EXERCISE INSTRUCTIONS – Find the word "bostadsinbrott" in the listing; pull out each line holding it.

+++ DATA SHOWN +++

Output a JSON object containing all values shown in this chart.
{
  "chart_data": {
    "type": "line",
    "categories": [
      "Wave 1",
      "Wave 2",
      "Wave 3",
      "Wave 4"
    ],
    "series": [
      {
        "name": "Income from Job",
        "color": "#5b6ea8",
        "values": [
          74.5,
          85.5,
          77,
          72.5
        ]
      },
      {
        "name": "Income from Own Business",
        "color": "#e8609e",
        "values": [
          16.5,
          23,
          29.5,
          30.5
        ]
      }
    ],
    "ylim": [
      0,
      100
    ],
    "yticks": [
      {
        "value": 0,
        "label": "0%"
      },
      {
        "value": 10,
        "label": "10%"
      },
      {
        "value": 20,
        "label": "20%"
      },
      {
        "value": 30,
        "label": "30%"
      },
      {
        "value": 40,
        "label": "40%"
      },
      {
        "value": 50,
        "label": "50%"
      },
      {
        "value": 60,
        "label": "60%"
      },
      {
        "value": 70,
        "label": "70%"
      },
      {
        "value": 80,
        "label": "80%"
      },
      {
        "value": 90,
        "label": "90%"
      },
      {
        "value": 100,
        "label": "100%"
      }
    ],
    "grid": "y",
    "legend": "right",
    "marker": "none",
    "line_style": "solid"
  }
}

+++
+++ DATA SHOWN +++

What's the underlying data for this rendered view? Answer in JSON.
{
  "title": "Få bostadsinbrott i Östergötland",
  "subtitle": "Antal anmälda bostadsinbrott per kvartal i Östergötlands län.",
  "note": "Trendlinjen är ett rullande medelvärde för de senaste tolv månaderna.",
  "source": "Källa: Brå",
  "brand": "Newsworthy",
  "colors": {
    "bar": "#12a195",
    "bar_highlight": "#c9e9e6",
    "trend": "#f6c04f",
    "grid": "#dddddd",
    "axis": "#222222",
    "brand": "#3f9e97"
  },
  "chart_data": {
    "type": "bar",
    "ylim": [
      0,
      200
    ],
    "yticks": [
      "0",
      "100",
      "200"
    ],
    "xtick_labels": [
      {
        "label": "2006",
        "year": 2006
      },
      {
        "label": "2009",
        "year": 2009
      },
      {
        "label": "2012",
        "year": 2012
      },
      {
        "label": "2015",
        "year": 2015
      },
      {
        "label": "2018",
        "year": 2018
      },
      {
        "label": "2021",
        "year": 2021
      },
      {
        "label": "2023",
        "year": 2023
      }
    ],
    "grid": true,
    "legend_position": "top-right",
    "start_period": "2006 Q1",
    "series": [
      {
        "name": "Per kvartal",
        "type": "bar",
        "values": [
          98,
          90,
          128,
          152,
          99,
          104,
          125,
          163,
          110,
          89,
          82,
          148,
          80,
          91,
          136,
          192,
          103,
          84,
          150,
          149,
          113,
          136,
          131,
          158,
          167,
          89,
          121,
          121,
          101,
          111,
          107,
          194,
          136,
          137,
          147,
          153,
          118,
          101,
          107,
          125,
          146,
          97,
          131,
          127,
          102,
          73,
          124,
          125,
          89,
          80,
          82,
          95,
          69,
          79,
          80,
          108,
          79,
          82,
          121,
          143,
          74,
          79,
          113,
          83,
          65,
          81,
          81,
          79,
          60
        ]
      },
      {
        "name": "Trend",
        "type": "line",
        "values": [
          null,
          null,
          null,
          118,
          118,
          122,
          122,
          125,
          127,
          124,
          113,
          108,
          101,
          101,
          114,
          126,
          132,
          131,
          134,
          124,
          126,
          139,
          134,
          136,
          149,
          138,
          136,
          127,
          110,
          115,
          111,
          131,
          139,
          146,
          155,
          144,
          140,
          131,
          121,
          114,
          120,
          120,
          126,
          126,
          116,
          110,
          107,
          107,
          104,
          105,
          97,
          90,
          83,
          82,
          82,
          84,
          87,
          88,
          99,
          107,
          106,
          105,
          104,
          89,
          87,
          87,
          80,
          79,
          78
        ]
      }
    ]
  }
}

+++

RESULT OF THIS TASK –
  "title": "Få bostadsinbrott i Östergötland",
  "subtitle": "Antal anmälda bostadsinbrott per kvartal i Östergötlands län.",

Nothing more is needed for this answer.